| Exercise details |
State the number of lines that contain "color", with no other text.

**** Exercise materials

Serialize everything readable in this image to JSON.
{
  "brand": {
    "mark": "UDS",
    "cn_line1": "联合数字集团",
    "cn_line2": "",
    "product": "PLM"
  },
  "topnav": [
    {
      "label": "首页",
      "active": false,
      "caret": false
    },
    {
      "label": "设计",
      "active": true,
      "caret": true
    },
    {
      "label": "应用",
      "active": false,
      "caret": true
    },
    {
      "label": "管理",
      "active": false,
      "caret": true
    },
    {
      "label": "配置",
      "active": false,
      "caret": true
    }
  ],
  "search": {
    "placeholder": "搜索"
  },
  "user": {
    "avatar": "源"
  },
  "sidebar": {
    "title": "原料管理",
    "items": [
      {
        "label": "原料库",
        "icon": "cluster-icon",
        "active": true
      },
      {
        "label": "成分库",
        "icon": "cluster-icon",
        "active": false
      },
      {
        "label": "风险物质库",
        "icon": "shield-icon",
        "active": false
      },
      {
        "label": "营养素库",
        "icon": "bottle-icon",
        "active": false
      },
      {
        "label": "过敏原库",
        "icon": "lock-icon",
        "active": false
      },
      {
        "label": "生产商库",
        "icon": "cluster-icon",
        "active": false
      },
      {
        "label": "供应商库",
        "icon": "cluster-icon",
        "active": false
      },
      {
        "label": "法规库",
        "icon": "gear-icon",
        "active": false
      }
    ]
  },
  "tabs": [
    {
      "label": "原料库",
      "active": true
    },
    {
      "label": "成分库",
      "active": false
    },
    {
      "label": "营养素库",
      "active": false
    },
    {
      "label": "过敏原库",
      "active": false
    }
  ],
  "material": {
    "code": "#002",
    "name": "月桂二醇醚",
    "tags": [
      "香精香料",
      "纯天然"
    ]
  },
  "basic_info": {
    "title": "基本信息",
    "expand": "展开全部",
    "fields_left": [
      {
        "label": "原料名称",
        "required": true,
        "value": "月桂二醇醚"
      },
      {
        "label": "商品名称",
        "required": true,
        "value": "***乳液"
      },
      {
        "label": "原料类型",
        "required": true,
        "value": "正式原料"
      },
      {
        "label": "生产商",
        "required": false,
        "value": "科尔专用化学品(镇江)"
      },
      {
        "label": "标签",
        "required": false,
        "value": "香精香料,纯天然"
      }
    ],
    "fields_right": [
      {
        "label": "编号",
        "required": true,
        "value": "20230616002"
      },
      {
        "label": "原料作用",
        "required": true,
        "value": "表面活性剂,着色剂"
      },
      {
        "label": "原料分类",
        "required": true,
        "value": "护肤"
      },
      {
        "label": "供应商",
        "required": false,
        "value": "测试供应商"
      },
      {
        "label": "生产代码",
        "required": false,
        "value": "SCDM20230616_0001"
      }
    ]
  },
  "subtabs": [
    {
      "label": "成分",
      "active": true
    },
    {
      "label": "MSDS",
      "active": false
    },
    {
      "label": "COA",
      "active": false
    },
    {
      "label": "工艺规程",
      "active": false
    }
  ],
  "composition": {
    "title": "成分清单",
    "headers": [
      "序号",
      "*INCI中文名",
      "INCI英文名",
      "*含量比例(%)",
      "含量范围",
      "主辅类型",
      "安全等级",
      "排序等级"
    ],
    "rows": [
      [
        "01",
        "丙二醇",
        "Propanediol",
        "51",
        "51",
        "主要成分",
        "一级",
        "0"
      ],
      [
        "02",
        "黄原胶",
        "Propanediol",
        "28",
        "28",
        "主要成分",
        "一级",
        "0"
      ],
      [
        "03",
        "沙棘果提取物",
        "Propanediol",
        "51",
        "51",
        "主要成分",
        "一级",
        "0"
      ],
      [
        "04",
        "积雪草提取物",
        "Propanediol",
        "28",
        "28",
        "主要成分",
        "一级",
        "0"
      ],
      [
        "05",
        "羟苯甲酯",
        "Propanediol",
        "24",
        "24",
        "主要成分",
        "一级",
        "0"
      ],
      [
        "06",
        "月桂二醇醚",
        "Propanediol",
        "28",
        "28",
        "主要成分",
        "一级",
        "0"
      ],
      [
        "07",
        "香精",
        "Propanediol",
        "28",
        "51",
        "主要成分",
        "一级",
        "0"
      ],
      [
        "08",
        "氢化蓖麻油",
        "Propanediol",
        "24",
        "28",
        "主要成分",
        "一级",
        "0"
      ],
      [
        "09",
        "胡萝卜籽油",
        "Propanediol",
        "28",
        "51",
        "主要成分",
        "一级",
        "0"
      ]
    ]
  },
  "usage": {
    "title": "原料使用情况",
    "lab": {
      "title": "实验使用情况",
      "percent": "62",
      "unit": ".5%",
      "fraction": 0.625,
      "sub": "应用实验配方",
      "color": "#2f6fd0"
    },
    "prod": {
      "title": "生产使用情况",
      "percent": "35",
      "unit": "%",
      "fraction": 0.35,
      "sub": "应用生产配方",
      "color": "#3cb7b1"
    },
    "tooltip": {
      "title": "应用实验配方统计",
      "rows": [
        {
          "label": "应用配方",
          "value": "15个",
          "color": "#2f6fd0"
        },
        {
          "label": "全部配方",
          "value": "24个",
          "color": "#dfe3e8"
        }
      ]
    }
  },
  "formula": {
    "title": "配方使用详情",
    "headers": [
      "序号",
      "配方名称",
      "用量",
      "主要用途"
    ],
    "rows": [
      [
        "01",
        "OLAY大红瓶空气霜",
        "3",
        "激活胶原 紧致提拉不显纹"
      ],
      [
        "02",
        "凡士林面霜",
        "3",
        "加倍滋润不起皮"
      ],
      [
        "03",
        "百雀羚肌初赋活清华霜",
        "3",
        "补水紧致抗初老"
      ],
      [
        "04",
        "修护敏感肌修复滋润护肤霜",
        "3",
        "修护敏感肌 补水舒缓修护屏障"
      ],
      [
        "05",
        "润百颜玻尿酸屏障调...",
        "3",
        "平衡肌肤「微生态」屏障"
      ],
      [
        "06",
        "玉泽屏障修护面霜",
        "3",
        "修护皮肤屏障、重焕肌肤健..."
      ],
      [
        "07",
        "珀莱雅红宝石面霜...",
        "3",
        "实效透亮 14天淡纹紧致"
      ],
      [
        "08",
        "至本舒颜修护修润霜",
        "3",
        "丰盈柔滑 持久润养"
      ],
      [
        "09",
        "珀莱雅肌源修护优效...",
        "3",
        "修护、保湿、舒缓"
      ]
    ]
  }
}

********

| Result below |
4